[Data records]

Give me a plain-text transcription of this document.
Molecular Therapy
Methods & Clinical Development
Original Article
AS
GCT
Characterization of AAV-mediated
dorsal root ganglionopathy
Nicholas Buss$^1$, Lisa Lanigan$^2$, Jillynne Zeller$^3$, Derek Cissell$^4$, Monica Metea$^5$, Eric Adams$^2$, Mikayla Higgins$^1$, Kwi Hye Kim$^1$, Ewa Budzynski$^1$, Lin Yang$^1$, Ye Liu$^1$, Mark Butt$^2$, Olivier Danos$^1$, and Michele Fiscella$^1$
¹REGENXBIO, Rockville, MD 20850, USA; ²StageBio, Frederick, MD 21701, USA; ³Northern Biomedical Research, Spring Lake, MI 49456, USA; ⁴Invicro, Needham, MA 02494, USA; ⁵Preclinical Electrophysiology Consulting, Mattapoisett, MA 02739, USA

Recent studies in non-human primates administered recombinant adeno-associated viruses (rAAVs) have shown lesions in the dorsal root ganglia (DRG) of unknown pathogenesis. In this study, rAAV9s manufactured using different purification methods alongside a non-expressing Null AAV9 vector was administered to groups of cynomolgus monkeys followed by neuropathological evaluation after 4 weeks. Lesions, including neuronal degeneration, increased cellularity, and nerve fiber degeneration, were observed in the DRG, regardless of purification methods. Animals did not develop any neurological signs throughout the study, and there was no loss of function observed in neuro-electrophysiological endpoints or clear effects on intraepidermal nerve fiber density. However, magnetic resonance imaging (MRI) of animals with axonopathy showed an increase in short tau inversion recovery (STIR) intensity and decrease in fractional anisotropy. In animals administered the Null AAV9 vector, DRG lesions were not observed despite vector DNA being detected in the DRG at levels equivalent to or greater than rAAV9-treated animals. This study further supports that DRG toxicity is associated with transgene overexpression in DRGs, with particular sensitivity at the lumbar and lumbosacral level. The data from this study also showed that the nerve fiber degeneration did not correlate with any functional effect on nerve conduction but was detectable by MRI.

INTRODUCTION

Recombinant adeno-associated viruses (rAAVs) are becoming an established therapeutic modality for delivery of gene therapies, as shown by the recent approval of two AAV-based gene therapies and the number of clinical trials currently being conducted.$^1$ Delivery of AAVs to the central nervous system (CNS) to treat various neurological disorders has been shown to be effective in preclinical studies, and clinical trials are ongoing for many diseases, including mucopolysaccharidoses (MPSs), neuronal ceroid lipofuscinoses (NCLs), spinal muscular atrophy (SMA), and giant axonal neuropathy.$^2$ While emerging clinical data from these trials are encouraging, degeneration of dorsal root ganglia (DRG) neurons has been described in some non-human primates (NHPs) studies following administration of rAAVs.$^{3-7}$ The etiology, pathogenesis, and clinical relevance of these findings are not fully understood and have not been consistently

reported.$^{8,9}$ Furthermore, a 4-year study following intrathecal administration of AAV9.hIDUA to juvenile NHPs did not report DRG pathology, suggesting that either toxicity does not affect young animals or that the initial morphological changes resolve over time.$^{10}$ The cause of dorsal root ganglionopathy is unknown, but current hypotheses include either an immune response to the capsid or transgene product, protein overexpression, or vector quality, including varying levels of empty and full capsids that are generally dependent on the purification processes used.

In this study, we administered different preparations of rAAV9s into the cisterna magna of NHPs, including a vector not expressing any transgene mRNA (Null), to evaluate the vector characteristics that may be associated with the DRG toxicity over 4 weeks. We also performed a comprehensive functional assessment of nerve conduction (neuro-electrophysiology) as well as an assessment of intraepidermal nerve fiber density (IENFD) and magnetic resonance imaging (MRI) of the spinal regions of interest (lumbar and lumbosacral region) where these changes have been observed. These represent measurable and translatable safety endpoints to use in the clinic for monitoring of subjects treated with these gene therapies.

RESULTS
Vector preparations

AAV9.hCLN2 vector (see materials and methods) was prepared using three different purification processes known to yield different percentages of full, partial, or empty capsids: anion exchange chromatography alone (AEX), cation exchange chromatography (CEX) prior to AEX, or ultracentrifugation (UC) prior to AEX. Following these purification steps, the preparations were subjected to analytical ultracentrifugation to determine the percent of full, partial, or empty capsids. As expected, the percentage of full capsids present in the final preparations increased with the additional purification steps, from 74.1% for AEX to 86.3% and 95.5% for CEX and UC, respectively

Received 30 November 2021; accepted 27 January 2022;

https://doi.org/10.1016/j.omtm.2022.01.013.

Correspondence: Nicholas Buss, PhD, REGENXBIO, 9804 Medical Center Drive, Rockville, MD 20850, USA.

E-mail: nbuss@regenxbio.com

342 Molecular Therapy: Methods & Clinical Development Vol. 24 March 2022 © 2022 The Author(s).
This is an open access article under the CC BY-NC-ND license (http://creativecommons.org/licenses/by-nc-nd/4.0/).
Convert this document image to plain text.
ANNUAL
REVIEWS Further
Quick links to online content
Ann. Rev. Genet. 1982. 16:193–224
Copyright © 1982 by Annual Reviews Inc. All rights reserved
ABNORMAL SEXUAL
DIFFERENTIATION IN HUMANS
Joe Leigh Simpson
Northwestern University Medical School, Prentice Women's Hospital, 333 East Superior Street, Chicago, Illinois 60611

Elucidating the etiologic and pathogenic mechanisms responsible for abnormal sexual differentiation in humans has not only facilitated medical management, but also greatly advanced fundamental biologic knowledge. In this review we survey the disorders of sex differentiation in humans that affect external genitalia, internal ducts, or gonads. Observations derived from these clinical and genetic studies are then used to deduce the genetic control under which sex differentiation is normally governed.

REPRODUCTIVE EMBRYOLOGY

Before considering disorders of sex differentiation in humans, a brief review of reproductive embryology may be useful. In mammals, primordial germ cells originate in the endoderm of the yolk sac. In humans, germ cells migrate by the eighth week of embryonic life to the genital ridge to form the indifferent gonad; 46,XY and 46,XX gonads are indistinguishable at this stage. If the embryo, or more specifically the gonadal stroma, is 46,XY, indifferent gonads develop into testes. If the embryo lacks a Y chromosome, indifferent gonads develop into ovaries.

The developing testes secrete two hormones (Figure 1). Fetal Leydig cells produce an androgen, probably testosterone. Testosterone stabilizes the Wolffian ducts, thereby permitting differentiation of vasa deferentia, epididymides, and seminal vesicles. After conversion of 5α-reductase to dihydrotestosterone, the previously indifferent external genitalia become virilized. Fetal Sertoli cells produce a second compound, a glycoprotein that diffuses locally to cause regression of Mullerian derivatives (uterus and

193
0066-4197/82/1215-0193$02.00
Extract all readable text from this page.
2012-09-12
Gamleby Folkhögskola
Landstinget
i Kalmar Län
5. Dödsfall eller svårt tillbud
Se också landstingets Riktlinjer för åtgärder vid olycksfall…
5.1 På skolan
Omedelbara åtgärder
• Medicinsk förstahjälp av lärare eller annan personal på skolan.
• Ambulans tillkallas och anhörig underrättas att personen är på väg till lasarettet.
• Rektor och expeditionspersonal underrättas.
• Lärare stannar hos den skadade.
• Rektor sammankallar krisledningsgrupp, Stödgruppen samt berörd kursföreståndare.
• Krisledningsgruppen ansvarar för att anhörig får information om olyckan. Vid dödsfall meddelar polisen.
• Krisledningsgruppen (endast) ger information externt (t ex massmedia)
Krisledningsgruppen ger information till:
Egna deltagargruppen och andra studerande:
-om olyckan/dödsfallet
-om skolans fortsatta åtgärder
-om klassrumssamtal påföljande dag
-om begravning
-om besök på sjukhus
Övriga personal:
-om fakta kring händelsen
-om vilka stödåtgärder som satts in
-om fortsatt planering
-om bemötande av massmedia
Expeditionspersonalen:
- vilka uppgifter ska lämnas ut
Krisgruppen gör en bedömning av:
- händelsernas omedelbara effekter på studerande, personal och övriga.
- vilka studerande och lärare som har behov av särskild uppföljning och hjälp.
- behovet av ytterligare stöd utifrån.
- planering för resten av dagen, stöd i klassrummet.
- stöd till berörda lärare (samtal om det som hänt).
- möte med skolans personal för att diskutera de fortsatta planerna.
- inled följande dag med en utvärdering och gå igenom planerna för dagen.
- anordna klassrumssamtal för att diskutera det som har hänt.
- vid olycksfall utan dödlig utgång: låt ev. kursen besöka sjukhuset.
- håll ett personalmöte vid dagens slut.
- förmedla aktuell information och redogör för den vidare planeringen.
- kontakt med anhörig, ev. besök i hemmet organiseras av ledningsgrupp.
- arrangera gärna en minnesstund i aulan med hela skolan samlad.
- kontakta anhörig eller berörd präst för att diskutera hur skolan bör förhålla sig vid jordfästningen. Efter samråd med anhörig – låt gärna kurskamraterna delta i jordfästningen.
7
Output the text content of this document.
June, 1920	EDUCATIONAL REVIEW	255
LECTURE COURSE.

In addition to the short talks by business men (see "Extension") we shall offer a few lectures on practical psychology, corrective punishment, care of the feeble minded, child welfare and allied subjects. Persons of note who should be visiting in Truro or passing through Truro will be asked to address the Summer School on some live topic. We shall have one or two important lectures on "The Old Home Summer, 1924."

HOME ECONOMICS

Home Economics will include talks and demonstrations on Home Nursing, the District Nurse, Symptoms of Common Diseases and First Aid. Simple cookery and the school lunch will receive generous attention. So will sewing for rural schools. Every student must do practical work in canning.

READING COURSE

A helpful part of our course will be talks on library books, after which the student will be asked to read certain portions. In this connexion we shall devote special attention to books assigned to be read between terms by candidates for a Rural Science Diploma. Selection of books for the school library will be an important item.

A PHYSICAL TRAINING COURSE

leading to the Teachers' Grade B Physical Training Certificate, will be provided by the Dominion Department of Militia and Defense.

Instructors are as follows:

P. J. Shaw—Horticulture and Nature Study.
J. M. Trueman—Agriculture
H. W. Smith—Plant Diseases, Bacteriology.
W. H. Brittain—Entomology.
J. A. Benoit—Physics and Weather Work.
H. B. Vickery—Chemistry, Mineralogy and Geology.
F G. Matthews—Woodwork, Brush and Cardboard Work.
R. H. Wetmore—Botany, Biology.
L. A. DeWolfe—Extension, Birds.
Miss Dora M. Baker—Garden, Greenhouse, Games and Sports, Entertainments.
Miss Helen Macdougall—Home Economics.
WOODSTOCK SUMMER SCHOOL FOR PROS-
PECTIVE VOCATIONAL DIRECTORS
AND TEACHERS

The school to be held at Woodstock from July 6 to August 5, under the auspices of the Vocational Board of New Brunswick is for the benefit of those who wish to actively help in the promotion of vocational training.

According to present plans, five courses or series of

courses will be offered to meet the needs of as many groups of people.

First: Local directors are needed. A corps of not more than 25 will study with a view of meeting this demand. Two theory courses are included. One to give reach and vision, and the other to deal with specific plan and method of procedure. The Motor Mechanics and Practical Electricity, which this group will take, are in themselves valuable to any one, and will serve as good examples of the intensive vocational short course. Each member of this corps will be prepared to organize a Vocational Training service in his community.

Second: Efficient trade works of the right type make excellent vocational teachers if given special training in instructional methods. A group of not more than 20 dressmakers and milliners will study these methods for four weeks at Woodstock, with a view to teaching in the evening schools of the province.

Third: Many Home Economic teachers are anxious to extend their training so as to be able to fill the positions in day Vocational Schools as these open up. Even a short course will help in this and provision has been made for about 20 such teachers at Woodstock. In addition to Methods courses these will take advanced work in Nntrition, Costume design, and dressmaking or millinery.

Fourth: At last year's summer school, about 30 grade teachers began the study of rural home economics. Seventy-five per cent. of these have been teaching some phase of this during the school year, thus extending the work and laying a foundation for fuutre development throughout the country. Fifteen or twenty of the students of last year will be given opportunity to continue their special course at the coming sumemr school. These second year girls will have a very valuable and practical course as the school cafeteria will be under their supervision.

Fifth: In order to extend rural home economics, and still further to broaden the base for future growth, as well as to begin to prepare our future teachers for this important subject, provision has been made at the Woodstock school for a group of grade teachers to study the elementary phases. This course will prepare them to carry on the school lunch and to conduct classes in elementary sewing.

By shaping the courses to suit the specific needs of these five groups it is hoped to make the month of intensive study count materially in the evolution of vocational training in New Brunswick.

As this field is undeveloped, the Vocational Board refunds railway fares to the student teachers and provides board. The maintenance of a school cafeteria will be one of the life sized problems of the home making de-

[/Data records]

## Task requirements:
Your reply should be a single number: the count of lines above that contain the word "Brunswick".

## Problem solution:
2